_Task statement_
Sift the material for lines containing "undetermined", and return them.

_Stored rows_
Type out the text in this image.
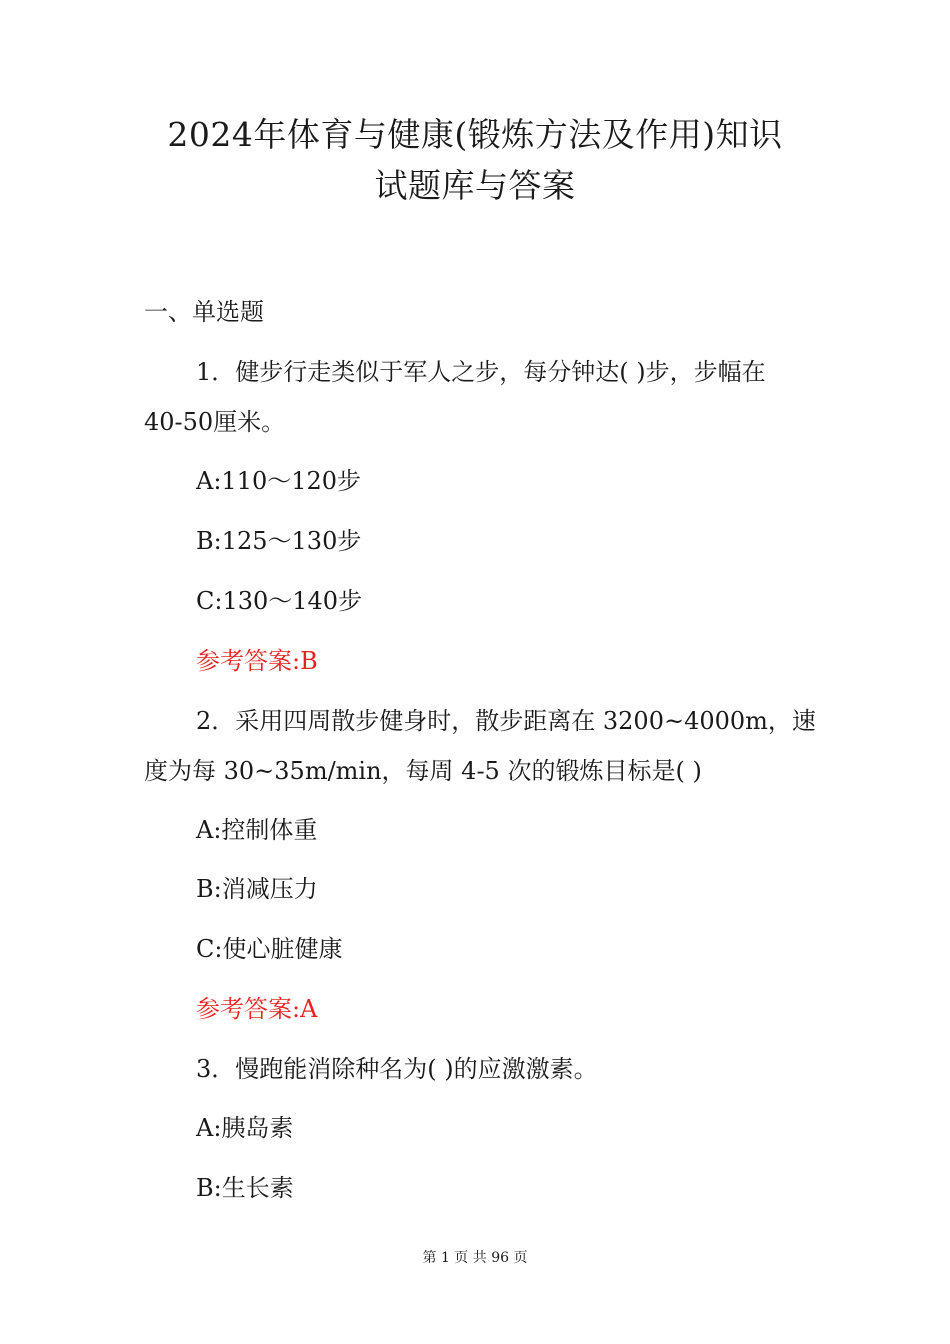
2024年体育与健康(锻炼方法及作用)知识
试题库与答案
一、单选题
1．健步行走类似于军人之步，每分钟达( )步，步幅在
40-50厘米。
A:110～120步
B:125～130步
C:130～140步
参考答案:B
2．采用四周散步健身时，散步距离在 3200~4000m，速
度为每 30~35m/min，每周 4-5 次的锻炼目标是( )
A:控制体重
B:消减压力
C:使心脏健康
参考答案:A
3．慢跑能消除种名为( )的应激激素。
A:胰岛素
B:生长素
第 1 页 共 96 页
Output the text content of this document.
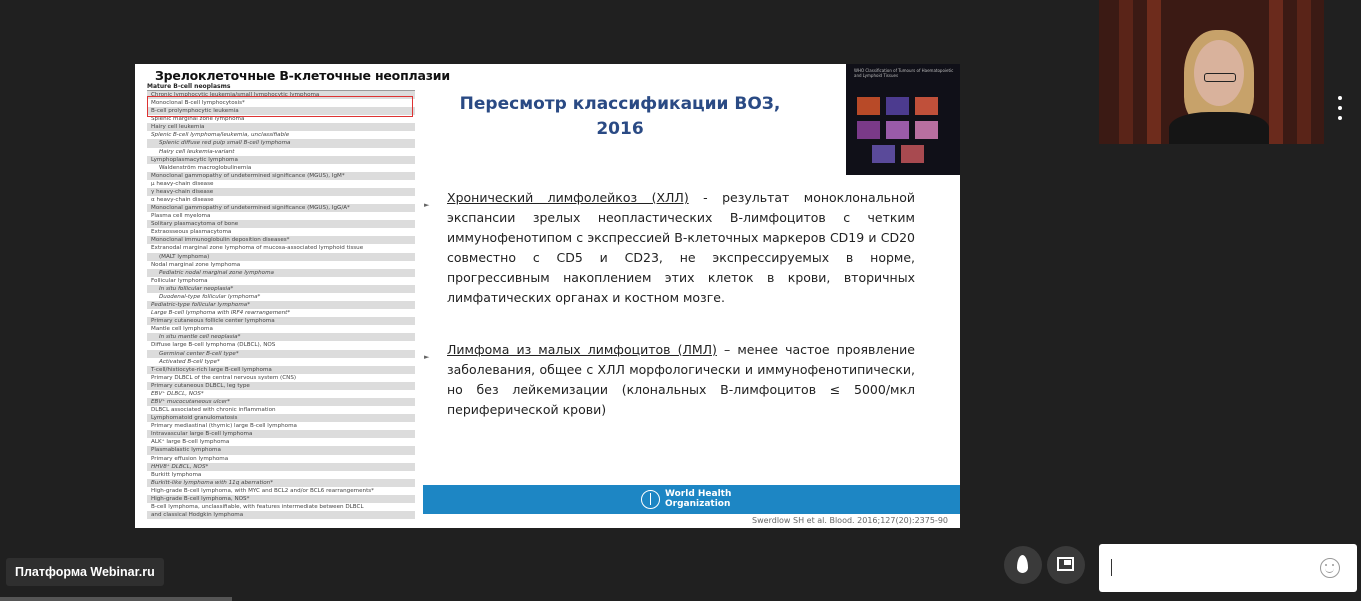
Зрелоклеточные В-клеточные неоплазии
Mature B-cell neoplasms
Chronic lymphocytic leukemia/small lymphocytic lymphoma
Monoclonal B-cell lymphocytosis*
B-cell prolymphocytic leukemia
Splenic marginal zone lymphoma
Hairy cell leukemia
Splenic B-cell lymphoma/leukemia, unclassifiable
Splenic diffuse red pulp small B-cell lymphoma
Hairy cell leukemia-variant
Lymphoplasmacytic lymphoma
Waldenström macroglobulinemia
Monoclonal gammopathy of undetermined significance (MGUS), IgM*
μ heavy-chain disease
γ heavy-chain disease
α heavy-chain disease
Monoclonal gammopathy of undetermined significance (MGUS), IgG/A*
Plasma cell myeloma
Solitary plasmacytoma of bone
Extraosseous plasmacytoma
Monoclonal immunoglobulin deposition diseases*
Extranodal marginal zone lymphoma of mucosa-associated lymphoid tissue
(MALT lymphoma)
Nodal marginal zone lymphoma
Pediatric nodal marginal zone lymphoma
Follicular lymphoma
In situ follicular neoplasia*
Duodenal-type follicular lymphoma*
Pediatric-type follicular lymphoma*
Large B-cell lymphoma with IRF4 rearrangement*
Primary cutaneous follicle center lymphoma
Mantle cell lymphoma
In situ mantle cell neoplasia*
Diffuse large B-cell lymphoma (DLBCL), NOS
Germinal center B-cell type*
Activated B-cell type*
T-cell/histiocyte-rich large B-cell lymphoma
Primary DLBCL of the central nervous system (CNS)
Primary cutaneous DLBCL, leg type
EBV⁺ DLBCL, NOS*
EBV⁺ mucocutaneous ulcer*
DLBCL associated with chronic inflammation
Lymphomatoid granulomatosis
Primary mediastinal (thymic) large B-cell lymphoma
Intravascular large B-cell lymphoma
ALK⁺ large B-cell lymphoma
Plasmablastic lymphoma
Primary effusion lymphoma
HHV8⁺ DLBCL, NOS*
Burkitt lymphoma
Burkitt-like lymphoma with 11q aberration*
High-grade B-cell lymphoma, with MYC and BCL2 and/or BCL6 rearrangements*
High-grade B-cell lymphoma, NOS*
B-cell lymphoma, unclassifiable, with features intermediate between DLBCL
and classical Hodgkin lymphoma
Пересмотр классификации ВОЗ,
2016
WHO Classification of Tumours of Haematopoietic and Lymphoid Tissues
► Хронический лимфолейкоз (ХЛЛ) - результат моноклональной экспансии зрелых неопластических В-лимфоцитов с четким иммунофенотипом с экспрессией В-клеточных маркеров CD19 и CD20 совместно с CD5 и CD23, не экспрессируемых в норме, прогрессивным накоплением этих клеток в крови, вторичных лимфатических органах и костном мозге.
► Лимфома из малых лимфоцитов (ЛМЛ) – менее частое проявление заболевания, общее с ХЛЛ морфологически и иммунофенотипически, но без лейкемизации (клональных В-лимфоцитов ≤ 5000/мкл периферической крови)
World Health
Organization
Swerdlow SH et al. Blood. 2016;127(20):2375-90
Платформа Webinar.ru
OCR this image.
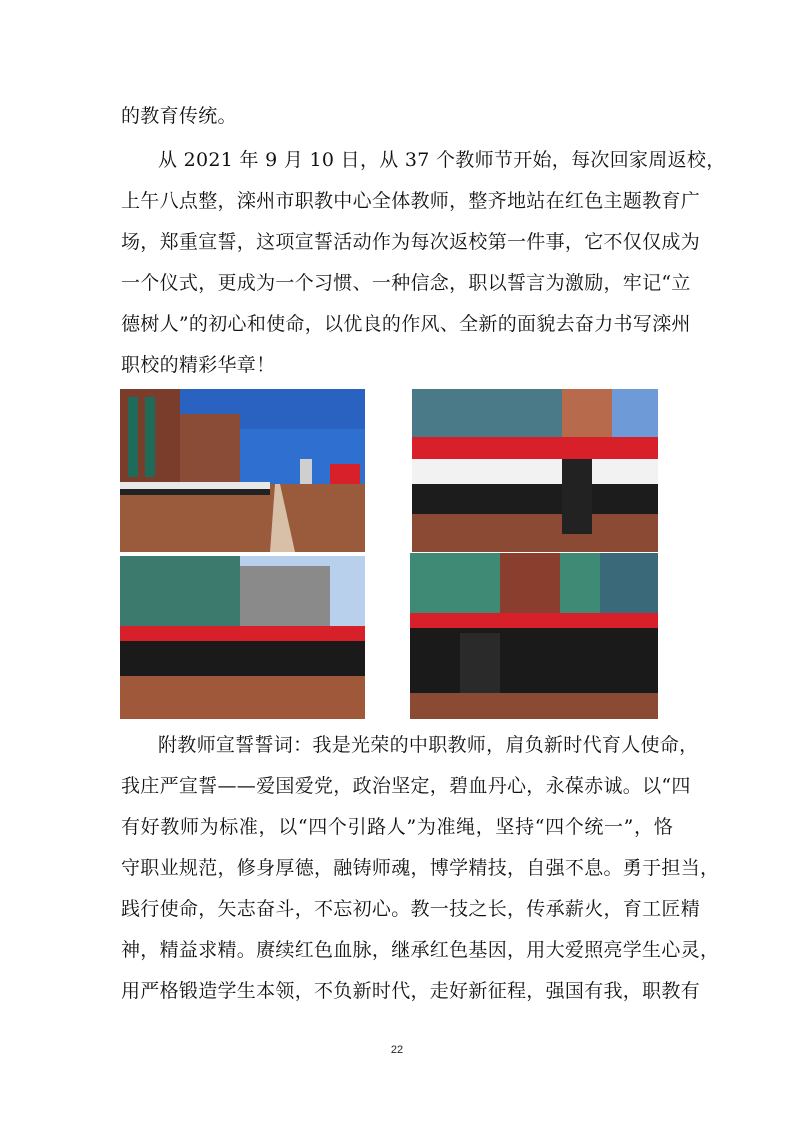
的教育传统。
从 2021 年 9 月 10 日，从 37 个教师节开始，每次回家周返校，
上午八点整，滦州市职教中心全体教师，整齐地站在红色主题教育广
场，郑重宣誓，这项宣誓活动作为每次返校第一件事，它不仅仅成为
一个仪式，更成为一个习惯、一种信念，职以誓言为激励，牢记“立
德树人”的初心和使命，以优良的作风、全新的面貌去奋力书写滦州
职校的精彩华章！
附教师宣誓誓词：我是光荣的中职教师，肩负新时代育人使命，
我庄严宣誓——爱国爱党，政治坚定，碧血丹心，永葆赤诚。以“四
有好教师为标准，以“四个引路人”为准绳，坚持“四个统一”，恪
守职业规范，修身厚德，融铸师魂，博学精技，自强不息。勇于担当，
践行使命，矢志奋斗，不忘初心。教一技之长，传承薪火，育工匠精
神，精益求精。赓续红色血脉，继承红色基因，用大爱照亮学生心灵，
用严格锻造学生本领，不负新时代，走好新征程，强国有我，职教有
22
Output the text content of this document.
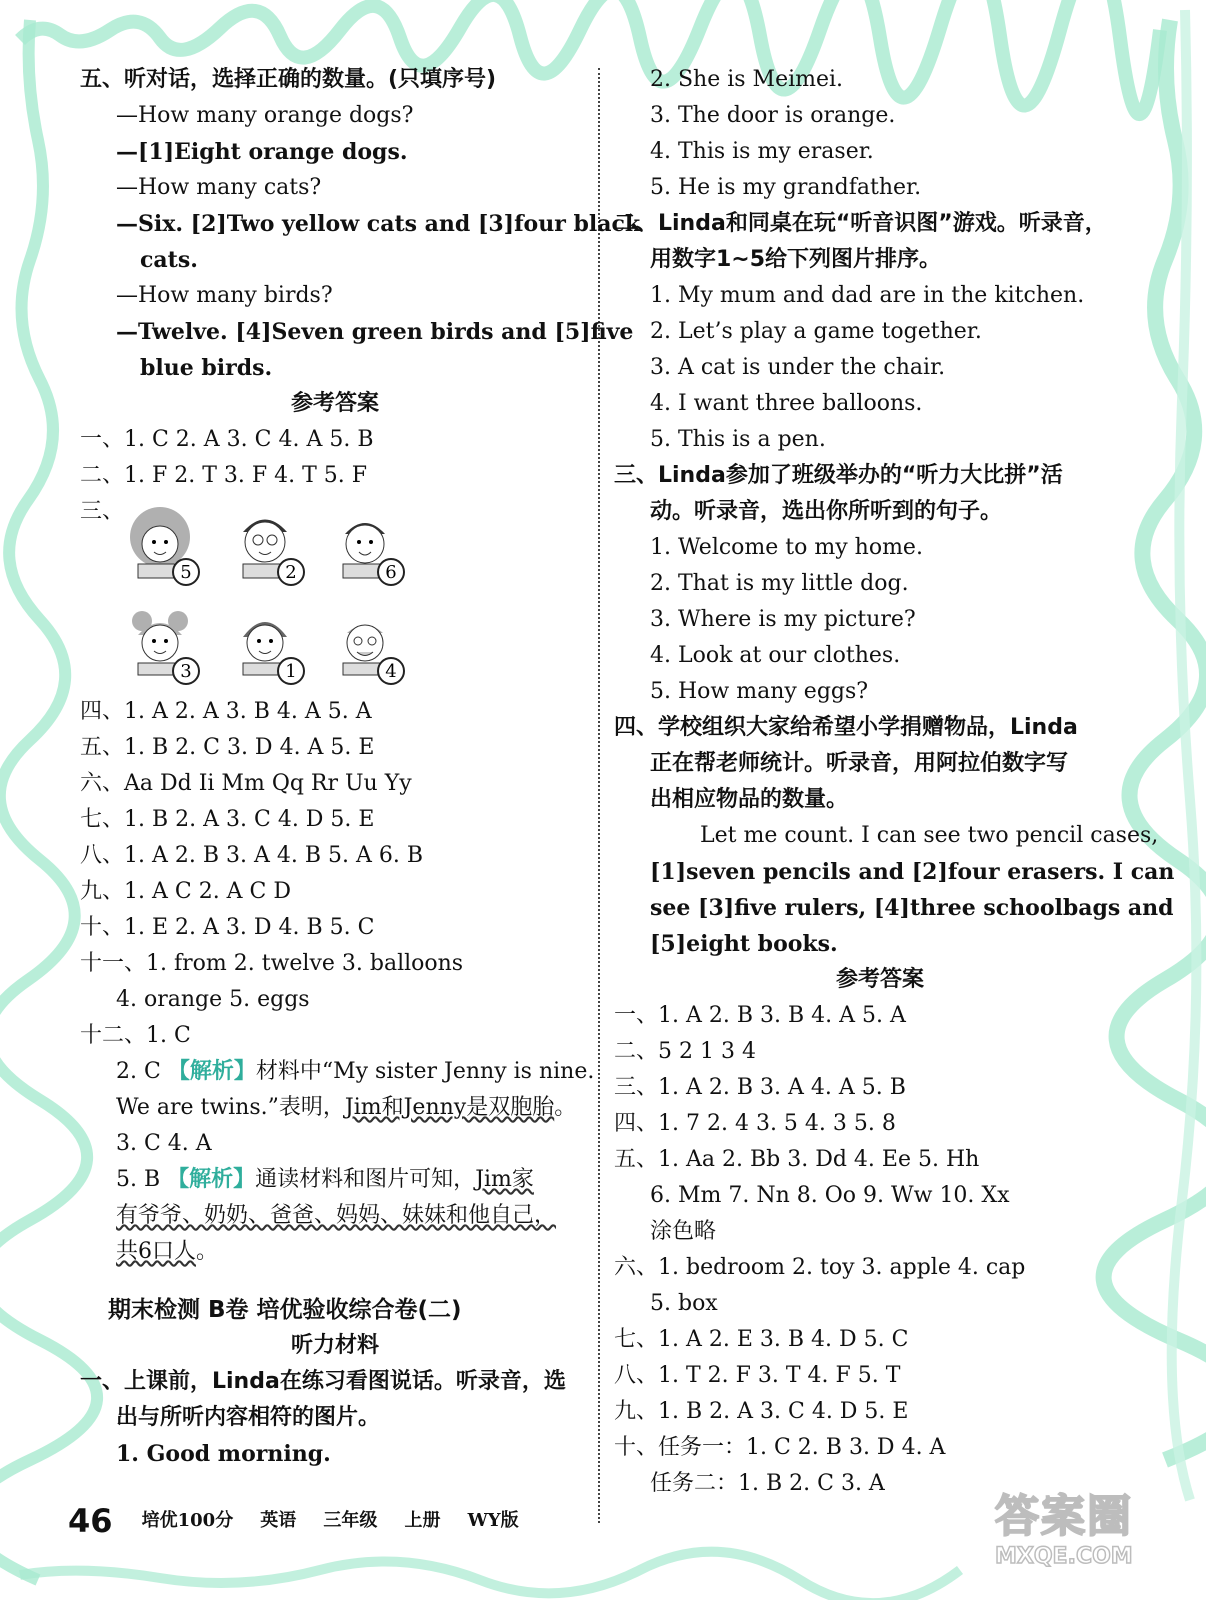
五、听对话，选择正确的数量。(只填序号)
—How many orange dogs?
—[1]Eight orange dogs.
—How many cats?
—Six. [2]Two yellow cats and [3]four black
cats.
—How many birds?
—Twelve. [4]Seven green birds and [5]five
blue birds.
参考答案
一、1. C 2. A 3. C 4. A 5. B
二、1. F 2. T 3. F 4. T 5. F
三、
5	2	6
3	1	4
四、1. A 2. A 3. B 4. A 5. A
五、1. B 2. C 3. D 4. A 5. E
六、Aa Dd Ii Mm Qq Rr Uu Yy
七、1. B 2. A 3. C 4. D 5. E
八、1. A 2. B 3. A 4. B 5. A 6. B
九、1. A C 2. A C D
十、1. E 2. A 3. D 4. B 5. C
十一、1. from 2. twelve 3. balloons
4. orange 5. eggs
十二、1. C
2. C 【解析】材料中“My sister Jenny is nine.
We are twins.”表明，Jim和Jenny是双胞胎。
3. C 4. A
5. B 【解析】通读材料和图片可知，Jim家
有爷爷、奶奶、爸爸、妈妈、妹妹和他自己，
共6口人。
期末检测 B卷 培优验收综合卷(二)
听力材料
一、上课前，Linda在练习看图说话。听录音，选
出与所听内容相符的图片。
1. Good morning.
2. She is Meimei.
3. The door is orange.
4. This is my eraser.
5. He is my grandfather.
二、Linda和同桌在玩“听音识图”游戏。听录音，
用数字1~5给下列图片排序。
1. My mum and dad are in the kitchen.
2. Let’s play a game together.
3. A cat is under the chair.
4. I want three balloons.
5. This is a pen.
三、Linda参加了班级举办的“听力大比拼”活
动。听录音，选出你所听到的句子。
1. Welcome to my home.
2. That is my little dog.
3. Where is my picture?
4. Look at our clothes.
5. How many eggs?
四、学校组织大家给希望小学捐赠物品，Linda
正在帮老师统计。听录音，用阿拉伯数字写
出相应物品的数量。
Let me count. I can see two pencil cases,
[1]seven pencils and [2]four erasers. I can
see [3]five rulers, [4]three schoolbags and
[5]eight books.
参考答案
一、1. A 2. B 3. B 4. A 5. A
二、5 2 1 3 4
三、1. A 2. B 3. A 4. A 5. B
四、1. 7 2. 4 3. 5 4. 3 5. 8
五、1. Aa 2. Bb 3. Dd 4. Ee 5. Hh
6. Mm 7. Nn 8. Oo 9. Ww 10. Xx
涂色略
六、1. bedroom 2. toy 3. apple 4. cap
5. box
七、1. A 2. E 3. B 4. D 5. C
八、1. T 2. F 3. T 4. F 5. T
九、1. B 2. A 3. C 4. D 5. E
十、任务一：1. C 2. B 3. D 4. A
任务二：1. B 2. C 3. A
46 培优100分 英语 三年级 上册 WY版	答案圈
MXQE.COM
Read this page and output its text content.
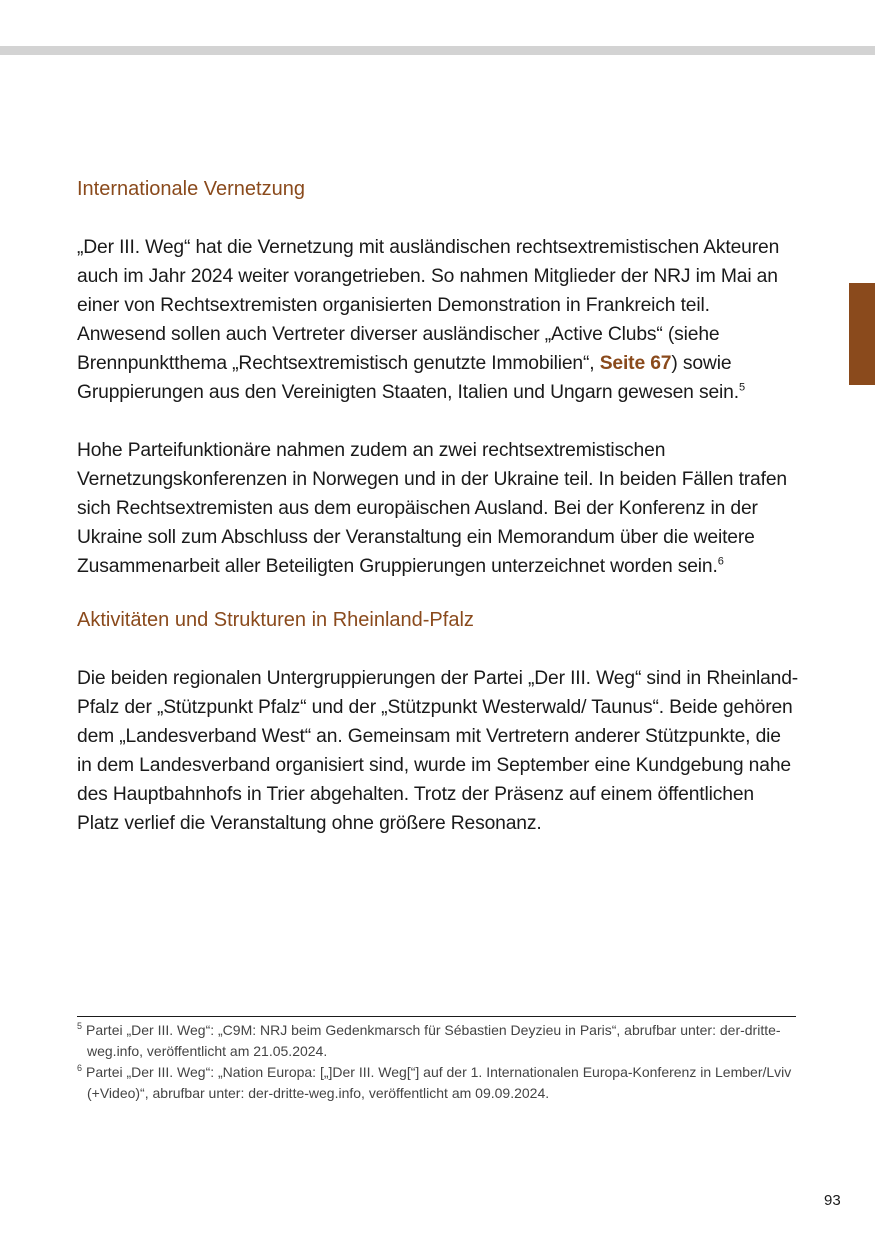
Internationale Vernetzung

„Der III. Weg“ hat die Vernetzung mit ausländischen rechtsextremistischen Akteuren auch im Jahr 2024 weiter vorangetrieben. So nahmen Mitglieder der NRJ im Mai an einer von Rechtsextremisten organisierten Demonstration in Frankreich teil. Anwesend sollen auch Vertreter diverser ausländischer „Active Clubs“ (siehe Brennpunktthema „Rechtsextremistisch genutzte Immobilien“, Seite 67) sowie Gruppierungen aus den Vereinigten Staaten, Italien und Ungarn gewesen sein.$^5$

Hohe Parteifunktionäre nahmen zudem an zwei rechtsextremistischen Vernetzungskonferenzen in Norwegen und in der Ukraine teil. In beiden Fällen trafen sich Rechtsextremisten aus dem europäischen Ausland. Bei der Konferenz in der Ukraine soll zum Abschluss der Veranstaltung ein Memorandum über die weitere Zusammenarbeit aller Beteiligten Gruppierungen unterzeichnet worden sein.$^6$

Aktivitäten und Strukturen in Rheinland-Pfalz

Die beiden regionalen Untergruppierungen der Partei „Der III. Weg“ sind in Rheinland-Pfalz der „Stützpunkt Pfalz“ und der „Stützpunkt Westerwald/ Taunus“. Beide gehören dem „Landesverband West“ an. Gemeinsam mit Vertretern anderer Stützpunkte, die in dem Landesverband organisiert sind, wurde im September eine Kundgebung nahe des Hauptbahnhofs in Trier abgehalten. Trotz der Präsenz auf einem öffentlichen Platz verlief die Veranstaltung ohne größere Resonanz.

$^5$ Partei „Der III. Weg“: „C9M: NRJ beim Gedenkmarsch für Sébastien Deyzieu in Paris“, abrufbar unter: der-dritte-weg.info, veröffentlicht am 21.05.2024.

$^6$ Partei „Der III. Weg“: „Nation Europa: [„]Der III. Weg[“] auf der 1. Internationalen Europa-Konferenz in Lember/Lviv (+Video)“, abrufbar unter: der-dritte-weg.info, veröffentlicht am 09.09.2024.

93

_Task output_
Monoclonal gammopathy of undetermined significance (MGUS), IgM*
Monoclonal gammopathy of undetermined significance (MGUS), IgG/A*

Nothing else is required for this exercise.